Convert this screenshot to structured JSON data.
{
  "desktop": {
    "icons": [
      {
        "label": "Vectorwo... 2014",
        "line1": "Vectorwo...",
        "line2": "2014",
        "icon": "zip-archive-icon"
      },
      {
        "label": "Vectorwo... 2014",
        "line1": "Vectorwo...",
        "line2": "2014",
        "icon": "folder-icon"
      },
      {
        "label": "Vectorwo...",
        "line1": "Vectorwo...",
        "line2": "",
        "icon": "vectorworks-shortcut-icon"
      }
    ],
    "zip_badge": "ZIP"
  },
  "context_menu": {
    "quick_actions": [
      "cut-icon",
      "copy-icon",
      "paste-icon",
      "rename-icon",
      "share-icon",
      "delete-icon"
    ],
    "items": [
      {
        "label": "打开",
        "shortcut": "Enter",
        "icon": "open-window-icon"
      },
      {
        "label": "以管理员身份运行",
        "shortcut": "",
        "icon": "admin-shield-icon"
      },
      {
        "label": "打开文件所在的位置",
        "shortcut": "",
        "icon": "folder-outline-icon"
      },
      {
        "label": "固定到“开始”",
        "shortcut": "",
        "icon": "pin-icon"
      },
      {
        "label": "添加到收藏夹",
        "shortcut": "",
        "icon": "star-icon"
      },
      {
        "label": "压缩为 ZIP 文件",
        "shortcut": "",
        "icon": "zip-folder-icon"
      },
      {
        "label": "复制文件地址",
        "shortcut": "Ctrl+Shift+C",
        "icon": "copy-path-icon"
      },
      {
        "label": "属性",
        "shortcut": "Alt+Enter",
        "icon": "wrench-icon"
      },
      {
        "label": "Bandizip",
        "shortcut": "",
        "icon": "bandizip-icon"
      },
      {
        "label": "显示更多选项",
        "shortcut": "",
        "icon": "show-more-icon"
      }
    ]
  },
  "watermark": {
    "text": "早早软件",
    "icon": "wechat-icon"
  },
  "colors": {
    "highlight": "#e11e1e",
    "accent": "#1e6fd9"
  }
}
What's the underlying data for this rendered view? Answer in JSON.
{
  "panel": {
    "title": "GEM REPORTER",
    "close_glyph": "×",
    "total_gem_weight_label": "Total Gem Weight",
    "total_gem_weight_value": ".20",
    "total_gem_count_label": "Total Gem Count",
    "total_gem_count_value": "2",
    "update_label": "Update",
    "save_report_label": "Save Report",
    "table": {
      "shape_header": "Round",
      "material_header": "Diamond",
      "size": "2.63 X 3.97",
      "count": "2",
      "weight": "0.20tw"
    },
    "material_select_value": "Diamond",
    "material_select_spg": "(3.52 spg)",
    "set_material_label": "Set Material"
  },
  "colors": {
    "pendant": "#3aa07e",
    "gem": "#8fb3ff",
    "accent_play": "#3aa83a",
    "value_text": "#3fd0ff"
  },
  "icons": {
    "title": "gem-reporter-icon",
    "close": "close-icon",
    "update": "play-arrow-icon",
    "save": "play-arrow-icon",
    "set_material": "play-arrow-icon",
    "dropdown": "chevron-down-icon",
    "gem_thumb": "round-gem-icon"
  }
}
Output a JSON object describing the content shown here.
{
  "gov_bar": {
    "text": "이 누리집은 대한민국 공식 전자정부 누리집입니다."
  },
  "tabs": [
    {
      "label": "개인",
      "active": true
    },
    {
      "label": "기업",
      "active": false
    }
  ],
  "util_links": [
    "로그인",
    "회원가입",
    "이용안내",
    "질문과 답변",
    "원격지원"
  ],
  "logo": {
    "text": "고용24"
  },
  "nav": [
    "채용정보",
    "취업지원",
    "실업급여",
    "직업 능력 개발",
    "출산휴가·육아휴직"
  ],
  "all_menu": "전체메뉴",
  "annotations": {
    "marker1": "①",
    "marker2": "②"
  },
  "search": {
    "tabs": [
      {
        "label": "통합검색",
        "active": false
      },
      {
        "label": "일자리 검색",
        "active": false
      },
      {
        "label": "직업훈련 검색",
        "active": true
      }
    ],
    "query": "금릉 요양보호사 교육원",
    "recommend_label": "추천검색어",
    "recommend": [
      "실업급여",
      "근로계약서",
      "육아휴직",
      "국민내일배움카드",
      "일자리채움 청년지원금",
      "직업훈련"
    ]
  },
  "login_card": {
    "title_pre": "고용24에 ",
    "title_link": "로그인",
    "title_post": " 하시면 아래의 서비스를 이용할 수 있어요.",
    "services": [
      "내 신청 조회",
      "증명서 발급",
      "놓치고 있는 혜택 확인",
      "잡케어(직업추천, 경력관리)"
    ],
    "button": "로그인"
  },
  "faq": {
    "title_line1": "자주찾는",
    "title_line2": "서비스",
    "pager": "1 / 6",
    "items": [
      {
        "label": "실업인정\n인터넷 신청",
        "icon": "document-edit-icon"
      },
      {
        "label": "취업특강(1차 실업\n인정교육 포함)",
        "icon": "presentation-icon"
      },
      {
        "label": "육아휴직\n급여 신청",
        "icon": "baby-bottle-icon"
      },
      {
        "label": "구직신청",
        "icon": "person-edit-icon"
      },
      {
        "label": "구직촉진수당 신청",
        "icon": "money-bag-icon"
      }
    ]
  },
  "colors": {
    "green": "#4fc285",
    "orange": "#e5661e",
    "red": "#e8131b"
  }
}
:::::
• **TASK DESCRIPTION**:
Go through the records and print each one exactly.

• **FINAL RESULT**:
Convert this screenshot to structured JSON data.
{
  "desktop": {
    "icons": [
      {
        "label": "Vectorwo... 2014",
        "line1": "Vectorwo...",
        "line2": "2014",
        "icon": "zip-archive-icon"
      },
      {
        "label": "Vectorwo... 2014",
        "line1": "Vectorwo...",
        "line2": "2014",
        "icon": "folder-icon"
      },
      {
        "label": "Vectorwo...",
        "line1": "Vectorwo...",
        "line2": "",
        "icon": "vectorworks-shortcut-icon"
      }
    ],
    "zip_badge": "ZIP"
  },
  "context_menu": {
    "quick_actions": [
      "cut-icon",
      "copy-icon",
      "paste-icon",
      "rename-icon",
      "share-icon",
      "delete-icon"
    ],
    "items": [
      {
        "label": "打开",
        "shortcut": "Enter",
        "icon": "open-window-icon"
      },
      {
        "label": "以管理员身份运行",
        "shortcut": "",
        "icon": "admin-shield-icon"
      },
      {
        "label": "打开文件所在的位置",
        "shortcut": "",
        "icon": "folder-outline-icon"
      },
      {
        "label": "固定到“开始”",
        "shortcut": "",
        "icon": "pin-icon"
      },
      {
        "label": "添加到收藏夹",
        "shortcut": "",
        "icon": "star-icon"
      },
      {
        "label": "压缩为 ZIP 文件",
        "shortcut": "",
        "icon": "zip-folder-icon"
      },
      {
        "label": "复制文件地址",
        "shortcut": "Ctrl+Shift+C",
        "icon": "copy-path-icon"
      },
      {
        "label": "属性",
        "shortcut": "Alt+Enter",
        "icon": "wrench-icon"
      },
      {
        "label": "Bandizip",
        "shortcut": "",
        "icon": "bandizip-icon"
      },
      {
        "label": "显示更多选项",
        "shortcut": "",
        "icon": "show-more-icon"
      }
    ]
  },
  "watermark": {
    "text": "早早软件",
    "icon": "wechat-icon"
  },
  "colors": {
    "highlight": "#e11e1e",
    "accent": "#1e6fd9"
  }
}
What's the underlying data for this rendered view? Answer in JSON.
{
  "panel": {
    "title": "GEM REPORTER",
    "close_glyph": "×",
    "total_gem_weight_label": "Total Gem Weight",
    "total_gem_weight_value": ".20",
    "total_gem_count_label": "Total Gem Count",
    "total_gem_count_value": "2",
    "update_label": "Update",
    "save_report_label": "Save Report",
    "table": {
      "shape_header": "Round",
      "material_header": "Diamond",
      "size": "2.63 X 3.97",
      "count": "2",
      "weight": "0.20tw"
    },
    "material_select_value": "Diamond",
    "material_select_spg": "(3.52 spg)",
    "set_material_label": "Set Material"
  },
  "colors": {
    "pendant": "#3aa07e",
    "gem": "#8fb3ff",
    "accent_play": "#3aa83a",
    "value_text": "#3fd0ff"
  },
  "icons": {
    "title": "gem-reporter-icon",
    "close": "close-icon",
    "update": "play-arrow-icon",
    "save": "play-arrow-icon",
    "set_material": "play-arrow-icon",
    "dropdown": "chevron-down-icon",
    "gem_thumb": "round-gem-icon"
  }
}
Output a JSON object describing the content shown here.
{
  "gov_bar": {
    "text": "이 누리집은 대한민국 공식 전자정부 누리집입니다."
  },
  "tabs": [
    {
      "label": "개인",
      "active": true
    },
    {
      "label": "기업",
      "active": false
    }
  ],
  "util_links": [
    "로그인",
    "회원가입",
    "이용안내",
    "질문과 답변",
    "원격지원"
  ],
  "logo": {
    "text": "고용24"
  },
  "nav": [
    "채용정보",
    "취업지원",
    "실업급여",
    "직업 능력 개발",
    "출산휴가·육아휴직"
  ],
  "all_menu": "전체메뉴",
  "annotations": {
    "marker1": "①",
    "marker2": "②"
  },
  "search": {
    "tabs": [
      {
        "label": "통합검색",
        "active": false
      },
      {
        "label": "일자리 검색",
        "active": false
      },
      {
        "label": "직업훈련 검색",
        "active": true
      }
    ],
    "query": "금릉 요양보호사 교육원",
    "recommend_label": "추천검색어",
    "recommend": [
      "실업급여",
      "근로계약서",
      "육아휴직",
      "국민내일배움카드",
      "일자리채움 청년지원금",
      "직업훈련"
    ]
  },
  "login_card": {
    "title_pre": "고용24에 ",
    "title_link": "로그인",
    "title_post": " 하시면 아래의 서비스를 이용할 수 있어요.",
    "services": [
      "내 신청 조회",
      "증명서 발급",
      "놓치고 있는 혜택 확인",
      "잡케어(직업추천, 경력관리)"
    ],
    "button": "로그인"
  },
  "faq": {
    "title_line1": "자주찾는",
    "title_line2": "서비스",
    "pager": "1 / 6",
    "items": [
      {
        "label": "실업인정\n인터넷 신청",
        "icon": "document-edit-icon"
      },
      {
        "label": "취업특강(1차 실업\n인정교육 포함)",
        "icon": "presentation-icon"
      },
      {
        "label": "육아휴직\n급여 신청",
        "icon": "baby-bottle-icon"
      },
      {
        "label": "구직신청",
        "icon": "person-edit-icon"
      },
      {
        "label": "구직촉진수당 신청",
        "icon": "money-bag-icon"
      }
    ]
  },
  "colors": {
    "green": "#4fc285",
    "orange": "#e5661e",
    "red": "#e8131b"
  }
}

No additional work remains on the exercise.